Saved entries
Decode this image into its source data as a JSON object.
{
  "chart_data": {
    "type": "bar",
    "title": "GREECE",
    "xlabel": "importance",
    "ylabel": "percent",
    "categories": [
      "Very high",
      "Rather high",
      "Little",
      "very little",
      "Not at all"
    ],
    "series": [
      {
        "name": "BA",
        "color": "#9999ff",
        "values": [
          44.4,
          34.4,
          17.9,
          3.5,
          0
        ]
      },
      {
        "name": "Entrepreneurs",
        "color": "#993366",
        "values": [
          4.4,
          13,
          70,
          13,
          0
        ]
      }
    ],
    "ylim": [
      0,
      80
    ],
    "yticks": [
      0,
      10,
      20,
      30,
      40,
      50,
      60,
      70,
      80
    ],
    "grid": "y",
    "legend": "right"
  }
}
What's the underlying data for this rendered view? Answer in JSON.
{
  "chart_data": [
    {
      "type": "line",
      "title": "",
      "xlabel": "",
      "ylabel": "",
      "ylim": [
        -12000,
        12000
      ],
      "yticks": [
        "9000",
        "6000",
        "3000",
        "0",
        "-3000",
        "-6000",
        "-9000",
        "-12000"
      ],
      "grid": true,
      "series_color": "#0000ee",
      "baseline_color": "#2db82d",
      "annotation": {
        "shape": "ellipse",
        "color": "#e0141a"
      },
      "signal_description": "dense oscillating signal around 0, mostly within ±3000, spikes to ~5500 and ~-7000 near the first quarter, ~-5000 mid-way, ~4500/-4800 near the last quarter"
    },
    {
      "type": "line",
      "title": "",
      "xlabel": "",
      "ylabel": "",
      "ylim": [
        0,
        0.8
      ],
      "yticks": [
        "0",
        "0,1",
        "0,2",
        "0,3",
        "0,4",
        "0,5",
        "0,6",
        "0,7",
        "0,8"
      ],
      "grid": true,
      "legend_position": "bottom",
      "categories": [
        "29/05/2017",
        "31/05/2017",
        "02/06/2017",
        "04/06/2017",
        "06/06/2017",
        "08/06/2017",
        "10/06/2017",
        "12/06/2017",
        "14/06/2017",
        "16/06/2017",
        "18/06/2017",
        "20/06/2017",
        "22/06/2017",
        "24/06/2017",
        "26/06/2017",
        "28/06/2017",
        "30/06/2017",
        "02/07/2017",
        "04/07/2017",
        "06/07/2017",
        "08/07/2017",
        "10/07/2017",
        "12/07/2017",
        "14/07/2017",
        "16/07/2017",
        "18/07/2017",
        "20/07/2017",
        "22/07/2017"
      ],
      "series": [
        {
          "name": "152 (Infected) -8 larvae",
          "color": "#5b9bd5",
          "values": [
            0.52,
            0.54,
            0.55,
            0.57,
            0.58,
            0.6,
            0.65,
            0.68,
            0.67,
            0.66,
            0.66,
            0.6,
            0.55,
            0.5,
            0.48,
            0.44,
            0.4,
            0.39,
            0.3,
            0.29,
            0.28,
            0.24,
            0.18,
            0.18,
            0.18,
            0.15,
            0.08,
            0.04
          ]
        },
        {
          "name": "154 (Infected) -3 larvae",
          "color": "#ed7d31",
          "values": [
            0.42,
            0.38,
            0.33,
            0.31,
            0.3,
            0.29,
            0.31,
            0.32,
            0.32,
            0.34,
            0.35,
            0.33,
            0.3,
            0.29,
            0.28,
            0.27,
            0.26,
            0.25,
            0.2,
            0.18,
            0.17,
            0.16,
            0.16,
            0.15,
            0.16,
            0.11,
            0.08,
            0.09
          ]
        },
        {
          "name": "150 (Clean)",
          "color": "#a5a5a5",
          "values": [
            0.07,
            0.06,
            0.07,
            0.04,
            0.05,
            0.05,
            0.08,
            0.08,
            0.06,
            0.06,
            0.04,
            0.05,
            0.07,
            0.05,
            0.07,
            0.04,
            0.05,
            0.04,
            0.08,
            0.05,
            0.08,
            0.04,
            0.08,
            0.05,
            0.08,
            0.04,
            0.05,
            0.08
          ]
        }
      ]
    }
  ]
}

• Your objective: Repeat the material word for word, in full.

• Final answer:
Decode this image into its source data as a JSON object.
{
  "chart_data": {
    "type": "bar",
    "title": "GREECE",
    "xlabel": "importance",
    "ylabel": "percent",
    "categories": [
      "Very high",
      "Rather high",
      "Little",
      "very little",
      "Not at all"
    ],
    "series": [
      {
        "name": "BA",
        "color": "#9999ff",
        "values": [
          44.4,
          34.4,
          17.9,
          3.5,
          0
        ]
      },
      {
        "name": "Entrepreneurs",
        "color": "#993366",
        "values": [
          4.4,
          13,
          70,
          13,
          0
        ]
      }
    ],
    "ylim": [
      0,
      80
    ],
    "yticks": [
      0,
      10,
      20,
      30,
      40,
      50,
      60,
      70,
      80
    ],
    "grid": "y",
    "legend": "right"
  }
}
What's the underlying data for this rendered view? Answer in JSON.
{
  "chart_data": [
    {
      "type": "line",
      "title": "",
      "xlabel": "",
      "ylabel": "",
      "ylim": [
        -12000,
        12000
      ],
      "yticks": [
        "9000",
        "6000",
        "3000",
        "0",
        "-3000",
        "-6000",
        "-9000",
        "-12000"
      ],
      "grid": true,
      "series_color": "#0000ee",
      "baseline_color": "#2db82d",
      "annotation": {
        "shape": "ellipse",
        "color": "#e0141a"
      },
      "signal_description": "dense oscillating signal around 0, mostly within ±3000, spikes to ~5500 and ~-7000 near the first quarter, ~-5000 mid-way, ~4500/-4800 near the last quarter"
    },
    {
      "type": "line",
      "title": "",
      "xlabel": "",
      "ylabel": "",
      "ylim": [
        0,
        0.8
      ],
      "yticks": [
        "0",
        "0,1",
        "0,2",
        "0,3",
        "0,4",
        "0,5",
        "0,6",
        "0,7",
        "0,8"
      ],
      "grid": true,
      "legend_position": "bottom",
      "categories": [
        "29/05/2017",
        "31/05/2017",
        "02/06/2017",
        "04/06/2017",
        "06/06/2017",
        "08/06/2017",
        "10/06/2017",
        "12/06/2017",
        "14/06/2017",
        "16/06/2017",
        "18/06/2017",
        "20/06/2017",
        "22/06/2017",
        "24/06/2017",
        "26/06/2017",
        "28/06/2017",
        "30/06/2017",
        "02/07/2017",
        "04/07/2017",
        "06/07/2017",
        "08/07/2017",
        "10/07/2017",
        "12/07/2017",
        "14/07/2017",
        "16/07/2017",
        "18/07/2017",
        "20/07/2017",
        "22/07/2017"
      ],
      "series": [
        {
          "name": "152 (Infected) -8 larvae",
          "color": "#5b9bd5",
          "values": [
            0.52,
            0.54,
            0.55,
            0.57,
            0.58,
            0.6,
            0.65,
            0.68,
            0.67,
            0.66,
            0.66,
            0.6,
            0.55,
            0.5,
            0.48,
            0.44,
            0.4,
            0.39,
            0.3,
            0.29,
            0.28,
            0.24,
            0.18,
            0.18,
            0.18,
            0.15,
            0.08,
            0.04
          ]
        },
        {
          "name": "154 (Infected) -3 larvae",
          "color": "#ed7d31",
          "values": [
            0.42,
            0.38,
            0.33,
            0.31,
            0.3,
            0.29,
            0.31,
            0.32,
            0.32,
            0.34,
            0.35,
            0.33,
            0.3,
            0.29,
            0.28,
            0.27,
            0.26,
            0.25,
            0.2,
            0.18,
            0.17,
            0.16,
            0.16,
            0.15,
            0.16,
            0.11,
            0.08,
            0.09
          ]
        },
        {
          "name": "150 (Clean)",
          "color": "#a5a5a5",
          "values": [
            0.07,
            0.06,
            0.07,
            0.04,
            0.05,
            0.05,
            0.08,
            0.08,
            0.06,
            0.06,
            0.04,
            0.05,
            0.07,
            0.05,
            0.07,
            0.04,
            0.05,
            0.04,
            0.08,
            0.05,
            0.08,
            0.04,
            0.08,
            0.05,
            0.08,
            0.04,
            0.05,
            0.08
          ]
        }
      ]
    }
  ]
}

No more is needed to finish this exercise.